__Information shown__
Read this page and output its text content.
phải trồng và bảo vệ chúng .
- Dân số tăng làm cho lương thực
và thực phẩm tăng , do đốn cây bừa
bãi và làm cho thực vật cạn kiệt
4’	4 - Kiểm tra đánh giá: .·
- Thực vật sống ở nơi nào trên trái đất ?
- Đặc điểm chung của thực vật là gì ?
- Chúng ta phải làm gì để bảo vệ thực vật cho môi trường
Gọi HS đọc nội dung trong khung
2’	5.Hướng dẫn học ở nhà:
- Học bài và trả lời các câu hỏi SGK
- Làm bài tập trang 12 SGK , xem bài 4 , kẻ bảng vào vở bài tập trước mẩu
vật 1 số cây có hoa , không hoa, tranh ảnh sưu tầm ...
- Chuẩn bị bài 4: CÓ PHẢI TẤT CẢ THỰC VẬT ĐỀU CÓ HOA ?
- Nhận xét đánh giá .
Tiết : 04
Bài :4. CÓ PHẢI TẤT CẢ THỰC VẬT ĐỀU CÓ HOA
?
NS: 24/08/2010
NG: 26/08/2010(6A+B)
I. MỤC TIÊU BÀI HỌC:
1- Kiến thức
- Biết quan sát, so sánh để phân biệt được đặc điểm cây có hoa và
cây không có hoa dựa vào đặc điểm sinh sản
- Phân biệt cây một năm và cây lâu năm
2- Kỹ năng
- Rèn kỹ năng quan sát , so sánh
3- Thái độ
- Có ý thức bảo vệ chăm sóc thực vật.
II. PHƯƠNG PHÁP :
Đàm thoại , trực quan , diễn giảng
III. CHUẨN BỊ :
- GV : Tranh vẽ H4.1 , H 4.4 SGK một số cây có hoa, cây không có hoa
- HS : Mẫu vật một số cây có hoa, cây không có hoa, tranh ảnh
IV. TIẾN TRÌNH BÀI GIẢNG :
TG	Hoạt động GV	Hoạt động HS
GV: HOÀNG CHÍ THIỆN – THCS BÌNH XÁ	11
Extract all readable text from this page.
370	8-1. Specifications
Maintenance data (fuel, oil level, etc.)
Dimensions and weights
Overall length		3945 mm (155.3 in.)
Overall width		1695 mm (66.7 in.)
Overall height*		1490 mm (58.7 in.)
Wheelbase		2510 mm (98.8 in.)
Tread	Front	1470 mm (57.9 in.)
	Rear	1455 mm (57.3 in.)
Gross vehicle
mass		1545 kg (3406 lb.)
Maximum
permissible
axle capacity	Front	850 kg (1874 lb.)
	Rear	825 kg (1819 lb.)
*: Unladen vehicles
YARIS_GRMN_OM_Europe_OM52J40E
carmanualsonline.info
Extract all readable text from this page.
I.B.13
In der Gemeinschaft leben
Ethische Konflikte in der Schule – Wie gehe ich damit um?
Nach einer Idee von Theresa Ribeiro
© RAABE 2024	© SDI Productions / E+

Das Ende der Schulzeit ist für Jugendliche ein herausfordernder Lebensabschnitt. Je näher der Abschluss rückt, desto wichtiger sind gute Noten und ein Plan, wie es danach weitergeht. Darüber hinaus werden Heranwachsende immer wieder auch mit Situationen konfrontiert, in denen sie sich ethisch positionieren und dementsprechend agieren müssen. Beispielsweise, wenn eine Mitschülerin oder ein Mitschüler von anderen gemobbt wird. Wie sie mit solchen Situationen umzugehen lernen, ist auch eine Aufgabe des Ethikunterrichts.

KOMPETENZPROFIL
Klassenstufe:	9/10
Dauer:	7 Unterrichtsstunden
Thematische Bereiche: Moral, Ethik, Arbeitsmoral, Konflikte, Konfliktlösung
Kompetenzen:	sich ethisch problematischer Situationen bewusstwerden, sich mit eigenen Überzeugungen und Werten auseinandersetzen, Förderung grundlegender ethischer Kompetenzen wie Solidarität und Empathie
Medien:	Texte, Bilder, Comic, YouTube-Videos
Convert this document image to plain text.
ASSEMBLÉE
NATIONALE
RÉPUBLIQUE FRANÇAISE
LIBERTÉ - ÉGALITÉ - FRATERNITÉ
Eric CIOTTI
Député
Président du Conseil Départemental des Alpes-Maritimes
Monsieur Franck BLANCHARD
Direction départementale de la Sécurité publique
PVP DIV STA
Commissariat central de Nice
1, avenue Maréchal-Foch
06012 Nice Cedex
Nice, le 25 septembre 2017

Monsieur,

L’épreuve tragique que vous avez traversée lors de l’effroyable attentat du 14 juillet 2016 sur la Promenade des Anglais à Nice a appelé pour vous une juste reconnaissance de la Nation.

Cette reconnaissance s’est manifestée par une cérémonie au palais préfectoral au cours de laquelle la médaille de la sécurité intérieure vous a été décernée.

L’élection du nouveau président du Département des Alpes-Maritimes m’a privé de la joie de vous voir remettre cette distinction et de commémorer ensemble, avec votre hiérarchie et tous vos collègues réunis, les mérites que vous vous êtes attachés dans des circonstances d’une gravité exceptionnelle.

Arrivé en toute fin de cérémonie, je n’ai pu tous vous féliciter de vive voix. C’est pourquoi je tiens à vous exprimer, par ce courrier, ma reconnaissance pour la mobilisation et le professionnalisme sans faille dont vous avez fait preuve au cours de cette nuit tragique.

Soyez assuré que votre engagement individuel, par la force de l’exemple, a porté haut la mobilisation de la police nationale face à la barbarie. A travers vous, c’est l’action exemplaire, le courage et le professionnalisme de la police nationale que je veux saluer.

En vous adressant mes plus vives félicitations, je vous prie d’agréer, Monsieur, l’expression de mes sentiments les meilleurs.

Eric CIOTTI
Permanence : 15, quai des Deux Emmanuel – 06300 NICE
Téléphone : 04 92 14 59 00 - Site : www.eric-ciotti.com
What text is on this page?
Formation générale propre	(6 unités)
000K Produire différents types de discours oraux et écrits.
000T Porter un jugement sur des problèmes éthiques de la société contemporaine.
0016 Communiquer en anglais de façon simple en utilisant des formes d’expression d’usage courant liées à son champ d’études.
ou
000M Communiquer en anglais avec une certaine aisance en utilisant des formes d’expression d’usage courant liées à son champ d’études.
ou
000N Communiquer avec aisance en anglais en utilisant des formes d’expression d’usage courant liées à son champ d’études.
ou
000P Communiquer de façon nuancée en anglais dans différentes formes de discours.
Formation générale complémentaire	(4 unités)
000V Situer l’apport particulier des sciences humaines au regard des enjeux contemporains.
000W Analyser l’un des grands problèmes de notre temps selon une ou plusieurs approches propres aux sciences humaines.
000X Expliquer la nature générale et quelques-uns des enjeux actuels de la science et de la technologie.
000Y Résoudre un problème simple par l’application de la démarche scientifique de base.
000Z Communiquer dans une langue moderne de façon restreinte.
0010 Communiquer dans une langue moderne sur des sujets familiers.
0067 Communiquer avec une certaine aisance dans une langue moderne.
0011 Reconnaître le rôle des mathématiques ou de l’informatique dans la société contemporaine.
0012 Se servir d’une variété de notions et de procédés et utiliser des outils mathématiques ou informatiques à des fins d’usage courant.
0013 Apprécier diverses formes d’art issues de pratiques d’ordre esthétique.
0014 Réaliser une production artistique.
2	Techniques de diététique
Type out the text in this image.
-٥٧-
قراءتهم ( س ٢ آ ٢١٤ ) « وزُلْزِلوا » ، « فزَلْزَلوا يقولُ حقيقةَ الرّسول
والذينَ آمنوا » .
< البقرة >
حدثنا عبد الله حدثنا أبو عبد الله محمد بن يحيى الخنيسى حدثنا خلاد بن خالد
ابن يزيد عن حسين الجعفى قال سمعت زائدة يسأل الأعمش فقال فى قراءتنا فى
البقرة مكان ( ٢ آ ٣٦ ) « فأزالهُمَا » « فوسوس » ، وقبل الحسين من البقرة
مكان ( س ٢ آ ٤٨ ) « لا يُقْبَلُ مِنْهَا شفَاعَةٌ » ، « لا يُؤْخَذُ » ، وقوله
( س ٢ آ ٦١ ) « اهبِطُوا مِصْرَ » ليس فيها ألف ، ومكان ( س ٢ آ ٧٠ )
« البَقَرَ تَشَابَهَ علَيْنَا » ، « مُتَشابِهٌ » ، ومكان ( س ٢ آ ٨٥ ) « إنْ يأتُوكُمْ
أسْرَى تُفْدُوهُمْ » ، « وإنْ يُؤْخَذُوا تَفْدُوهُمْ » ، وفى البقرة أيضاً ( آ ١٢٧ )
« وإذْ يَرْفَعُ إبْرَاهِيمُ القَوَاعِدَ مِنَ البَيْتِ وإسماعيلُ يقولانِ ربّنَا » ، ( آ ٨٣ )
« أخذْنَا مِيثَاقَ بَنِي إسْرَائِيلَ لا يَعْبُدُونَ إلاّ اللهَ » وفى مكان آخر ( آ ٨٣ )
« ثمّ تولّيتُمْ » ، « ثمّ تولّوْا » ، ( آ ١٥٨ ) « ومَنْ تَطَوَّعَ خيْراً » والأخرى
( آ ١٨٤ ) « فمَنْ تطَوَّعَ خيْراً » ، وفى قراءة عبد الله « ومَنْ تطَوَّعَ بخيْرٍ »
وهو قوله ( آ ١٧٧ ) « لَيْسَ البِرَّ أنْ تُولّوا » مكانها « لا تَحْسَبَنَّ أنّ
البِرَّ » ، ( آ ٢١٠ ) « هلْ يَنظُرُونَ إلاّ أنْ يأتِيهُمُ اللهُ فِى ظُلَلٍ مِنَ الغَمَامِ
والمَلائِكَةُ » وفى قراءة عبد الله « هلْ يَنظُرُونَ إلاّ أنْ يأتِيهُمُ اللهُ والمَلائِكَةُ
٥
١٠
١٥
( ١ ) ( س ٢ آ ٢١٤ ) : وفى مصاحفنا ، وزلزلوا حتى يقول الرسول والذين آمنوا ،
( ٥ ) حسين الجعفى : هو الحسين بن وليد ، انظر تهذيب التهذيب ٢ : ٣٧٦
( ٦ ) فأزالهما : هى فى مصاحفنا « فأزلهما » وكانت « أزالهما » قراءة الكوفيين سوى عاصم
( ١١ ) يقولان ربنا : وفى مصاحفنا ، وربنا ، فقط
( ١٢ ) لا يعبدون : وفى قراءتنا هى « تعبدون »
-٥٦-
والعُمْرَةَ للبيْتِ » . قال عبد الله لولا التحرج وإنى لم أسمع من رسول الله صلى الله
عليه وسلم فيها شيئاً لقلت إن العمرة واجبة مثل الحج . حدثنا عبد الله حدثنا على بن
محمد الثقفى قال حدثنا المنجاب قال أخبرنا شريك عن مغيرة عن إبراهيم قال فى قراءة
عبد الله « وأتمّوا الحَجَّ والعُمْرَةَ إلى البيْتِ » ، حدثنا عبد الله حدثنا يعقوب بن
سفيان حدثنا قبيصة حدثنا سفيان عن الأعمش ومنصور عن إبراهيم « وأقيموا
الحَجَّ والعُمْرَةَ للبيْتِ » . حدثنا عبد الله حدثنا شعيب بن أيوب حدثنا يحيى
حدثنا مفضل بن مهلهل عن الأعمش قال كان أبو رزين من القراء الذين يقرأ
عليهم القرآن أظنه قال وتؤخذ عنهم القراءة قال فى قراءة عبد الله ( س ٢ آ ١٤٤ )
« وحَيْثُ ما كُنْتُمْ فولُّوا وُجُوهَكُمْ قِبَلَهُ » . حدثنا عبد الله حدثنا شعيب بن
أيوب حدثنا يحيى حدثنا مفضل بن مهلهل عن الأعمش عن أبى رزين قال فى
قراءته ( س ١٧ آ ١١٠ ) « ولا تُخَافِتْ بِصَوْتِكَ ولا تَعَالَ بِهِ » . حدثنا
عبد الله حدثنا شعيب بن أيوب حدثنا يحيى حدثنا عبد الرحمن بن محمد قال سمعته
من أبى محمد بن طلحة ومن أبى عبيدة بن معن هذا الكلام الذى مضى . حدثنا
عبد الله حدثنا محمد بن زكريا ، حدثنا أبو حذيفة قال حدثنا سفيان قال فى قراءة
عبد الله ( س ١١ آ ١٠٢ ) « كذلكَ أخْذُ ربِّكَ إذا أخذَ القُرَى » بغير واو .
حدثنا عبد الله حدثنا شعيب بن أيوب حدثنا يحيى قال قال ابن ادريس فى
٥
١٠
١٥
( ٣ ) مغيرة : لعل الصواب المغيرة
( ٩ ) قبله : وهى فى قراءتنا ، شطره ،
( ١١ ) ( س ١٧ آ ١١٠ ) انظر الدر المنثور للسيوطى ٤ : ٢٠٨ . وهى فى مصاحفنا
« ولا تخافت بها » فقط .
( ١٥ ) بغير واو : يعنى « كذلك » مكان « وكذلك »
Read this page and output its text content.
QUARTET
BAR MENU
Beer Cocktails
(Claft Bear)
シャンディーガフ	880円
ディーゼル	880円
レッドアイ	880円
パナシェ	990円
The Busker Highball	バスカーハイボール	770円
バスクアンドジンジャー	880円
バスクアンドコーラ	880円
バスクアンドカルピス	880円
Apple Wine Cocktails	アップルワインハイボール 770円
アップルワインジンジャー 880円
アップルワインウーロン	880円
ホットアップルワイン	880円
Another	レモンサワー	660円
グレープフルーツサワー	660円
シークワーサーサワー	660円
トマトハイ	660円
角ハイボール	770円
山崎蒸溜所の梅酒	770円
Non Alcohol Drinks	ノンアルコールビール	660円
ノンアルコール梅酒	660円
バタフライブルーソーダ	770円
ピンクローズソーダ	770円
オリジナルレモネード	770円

__Your goal__
Tally the lines in these entries that have the string "quan" in them, then answer with the count and nothing else.

__The answer__
3